> OBJECTIF
Prolongez le texte sur l'ancien couvent des capucins de Conflans en reprenant après sa dernière phrase.

> TEXTE FOURNI
┏━━
Tout commence à l’été 2015. Dans la petite ville de Conflans, jolie cité médiévale en banlieue d’Albertville, en Savoie, madame le maire est bien embarrassée par l’ancien couvent de religieux capucins du XVIIe siècle qui se délabre consciencieusement et ne trouve pas d’utilisation satisfaisante depuis maintenant 22 ans.
Le Clos des capucins fut en effet un couvent de 1626 à 1793, date à laquelle ces religieux en furent expulsés. Revenus en 1849, les capucins subissent une deuxième persécution qui aboutit à nouveau à leur dispersion en 1903. Par la loi de séparation de l’Église et de l’État, les bâtiments du couvent se trouvent alors propriété d’associations cultuelles. Cependant, sans religieux, laissés en déshérence, ils sont achetés par la commune d’Albertville et servent successivement d’atelier militaire, de colonie de vacances puis, en 1945, sont donnés à bail au ministère de l’Éducation Nationale pour devenir un lycée ; celui-ci est fermé en 1993. Les bâtiments sont alors squattés et gravement dégradés, les ouvertures sont murées et la nature reprend ses droits : mauvaises herbes, ronciers et arbres fleurissent dans la cour. Que faire ? Durant cette période, les diverses équipes municipales ont bien tenté quelques solutions mais sans succès.
C’est alors que madame le maire songe, visiblement inspirée du Saint-Esprit, à faire revenir les bâtiments à leurs premiers propriétaires et fondateurs. Juste retour des choses ! Mais dans l’Église de France, il n’y a aucune congrégation religieuse – et surtout pas les capucins ! – pour se charger d’une telle restauration : aujourd’hui, on vend et on brade les églises et les monastères plus qu’on n’en refonde… Sauf que… les capucins d’observance traditionnelle de Morgon sont en recherche de bâtiments car leur rameau est, lui, bien vivace.
┗━━
> ENTRÉES FOURNIES
┏━━
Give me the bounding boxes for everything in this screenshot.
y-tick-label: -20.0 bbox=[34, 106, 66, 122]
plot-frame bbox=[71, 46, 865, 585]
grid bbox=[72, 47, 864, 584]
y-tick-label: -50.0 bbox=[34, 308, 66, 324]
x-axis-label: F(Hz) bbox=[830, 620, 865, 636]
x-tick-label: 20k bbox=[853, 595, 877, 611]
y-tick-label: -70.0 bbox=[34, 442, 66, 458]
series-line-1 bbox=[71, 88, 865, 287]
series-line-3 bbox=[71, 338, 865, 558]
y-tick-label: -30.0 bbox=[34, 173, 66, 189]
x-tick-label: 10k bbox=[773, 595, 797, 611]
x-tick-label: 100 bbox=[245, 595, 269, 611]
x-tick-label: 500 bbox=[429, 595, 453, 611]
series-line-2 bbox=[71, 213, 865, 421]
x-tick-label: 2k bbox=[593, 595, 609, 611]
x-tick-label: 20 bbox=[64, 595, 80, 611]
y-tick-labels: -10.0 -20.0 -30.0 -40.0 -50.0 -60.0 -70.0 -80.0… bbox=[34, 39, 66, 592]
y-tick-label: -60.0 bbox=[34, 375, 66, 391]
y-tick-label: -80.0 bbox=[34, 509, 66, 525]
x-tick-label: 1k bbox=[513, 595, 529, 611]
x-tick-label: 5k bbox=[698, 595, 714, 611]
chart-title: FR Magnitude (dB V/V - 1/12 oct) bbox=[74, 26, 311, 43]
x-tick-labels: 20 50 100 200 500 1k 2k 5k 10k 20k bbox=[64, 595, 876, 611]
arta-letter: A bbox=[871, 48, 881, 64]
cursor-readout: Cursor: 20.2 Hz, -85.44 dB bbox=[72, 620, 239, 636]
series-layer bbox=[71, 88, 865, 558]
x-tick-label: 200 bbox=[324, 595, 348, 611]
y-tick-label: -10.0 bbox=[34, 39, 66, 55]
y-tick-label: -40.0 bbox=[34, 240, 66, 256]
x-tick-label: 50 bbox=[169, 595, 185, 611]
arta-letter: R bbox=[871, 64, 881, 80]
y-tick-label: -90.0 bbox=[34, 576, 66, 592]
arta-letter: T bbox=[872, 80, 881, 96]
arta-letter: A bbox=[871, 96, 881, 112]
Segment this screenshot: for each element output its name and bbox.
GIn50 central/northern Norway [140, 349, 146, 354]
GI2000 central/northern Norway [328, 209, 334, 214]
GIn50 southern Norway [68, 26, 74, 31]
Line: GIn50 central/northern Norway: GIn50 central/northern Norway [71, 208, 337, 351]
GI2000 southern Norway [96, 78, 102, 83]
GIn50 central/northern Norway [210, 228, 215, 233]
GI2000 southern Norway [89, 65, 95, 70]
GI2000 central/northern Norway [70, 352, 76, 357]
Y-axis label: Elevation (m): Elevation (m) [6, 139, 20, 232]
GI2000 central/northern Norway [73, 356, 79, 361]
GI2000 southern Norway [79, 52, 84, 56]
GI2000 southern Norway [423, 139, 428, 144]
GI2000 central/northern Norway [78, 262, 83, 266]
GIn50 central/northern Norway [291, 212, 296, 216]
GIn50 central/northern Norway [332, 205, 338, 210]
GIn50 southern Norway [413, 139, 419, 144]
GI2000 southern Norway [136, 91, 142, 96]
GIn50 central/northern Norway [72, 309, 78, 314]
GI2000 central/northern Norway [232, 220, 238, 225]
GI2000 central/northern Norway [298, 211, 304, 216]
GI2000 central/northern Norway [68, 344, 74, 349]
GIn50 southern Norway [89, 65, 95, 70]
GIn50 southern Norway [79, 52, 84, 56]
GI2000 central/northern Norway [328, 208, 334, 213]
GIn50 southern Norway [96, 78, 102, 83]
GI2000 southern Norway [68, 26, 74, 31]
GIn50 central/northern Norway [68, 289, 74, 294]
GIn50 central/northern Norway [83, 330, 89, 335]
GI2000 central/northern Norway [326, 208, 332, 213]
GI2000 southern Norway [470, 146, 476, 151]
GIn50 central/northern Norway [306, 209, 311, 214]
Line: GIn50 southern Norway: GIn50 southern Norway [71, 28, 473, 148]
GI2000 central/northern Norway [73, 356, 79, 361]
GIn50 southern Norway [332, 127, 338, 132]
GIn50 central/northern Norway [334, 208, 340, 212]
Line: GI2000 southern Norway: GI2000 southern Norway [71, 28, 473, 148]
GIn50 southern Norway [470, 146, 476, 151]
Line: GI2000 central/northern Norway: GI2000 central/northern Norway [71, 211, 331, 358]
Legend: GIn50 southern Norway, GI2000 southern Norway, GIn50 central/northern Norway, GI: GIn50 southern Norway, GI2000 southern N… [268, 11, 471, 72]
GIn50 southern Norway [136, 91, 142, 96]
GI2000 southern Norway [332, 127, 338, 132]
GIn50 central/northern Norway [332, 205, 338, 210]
┗━━
> RÉPONSE DE L'EXERCICE
Restaurés à partir de 1974 par le père Eugène de Villeurbanne, ils regroupent aujourd’hui, en trois maisons dispersées dans tout le pays, près d’une quarantaine de religieux. Le Père gardien Antoine de Fleurance accepte donc volontiers la proposition du maire d’Albertville.
Mais tout ne va pas se faire facilement : au conseil municipal du 6 juillet 2015, c’est une levée de boucliers dans l’opposition. On agite le spectre des « intégristes », de « l’obscurantisme » et du « sectarisme ». Les passions s’enflamment. Consulté, Mgr Philippe Ballot, archevêque de Chambéry, ne s’oppose pas au projet de madame le maire. Cela ne suffit toutefois pas à calmer les esprits devant cet « ennemi indésirable » que représentent les religieux.
L’affaire est renvoyée au mois de septembre et chaque partie dispose de l’été pour affûter ses arguments. Il faut avouer que l’opposition n’en a guère, en dehors de la peur d’une révolution dans la paisible bourgade savoyarde. La séance du 23 septembre n’apporte rien de nouveau au dossier et, surtout, aucune proposition concrète susceptible de sauver ces bâtiments historiques. Et c’est par la voie de la sagesse qu’un des conseillers municipaux conclut : « Comment quelques moines pourraient mettre en cause la sécurité publique ? » avec leur seule « arme d’assaut » qu’est la prière de la messe et du chapelet.
Le 29 septembre 2015, le conseil municipal vote à la majorité la cession des bâtiments du Clos des capucins aux religieux de Morgon pour l’euro symbolique. Le recours déposé par l’opposition auprès du tribunal administratif, le mois suivant, se voit débouté avec l’amende substantielle de 600 euros.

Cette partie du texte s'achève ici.